### Instruction
What is needed here is an exact copy of every entry.

[Data records]
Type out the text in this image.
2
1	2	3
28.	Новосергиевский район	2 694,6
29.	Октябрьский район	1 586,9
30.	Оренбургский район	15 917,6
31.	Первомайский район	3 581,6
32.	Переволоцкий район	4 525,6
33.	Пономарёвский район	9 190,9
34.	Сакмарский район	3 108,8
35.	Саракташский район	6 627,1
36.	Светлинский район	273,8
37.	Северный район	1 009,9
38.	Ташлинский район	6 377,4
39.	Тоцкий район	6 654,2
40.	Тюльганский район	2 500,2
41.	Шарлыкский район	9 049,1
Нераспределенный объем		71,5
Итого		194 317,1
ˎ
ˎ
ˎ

### Worked answer
Type out the text in this image.
2
1	2	3
28.	Новосергиевский район	2 694,6
29.	Октябрьский район	1 586,9
30.	Оренбургский район	15 917,6
31.	Первомайский район	3 581,6
32.	Переволоцкий район	4 525,6
33.	Пономарёвский район	9 190,9
34.	Сакмарский район	3 108,8
35.	Саракташский район	6 627,1
36.	Светлинский район	273,8
37.	Северный район	1 009,9
38.	Ташлинский район	6 377,4
39.	Тоцкий район	6 654,2
40.	Тюльганский район	2 500,2
41.	Шарлыкский район	9 049,1
Нераспределенный объем		71,5
Итого		194 317,1
ˎ
ˎ
ˎ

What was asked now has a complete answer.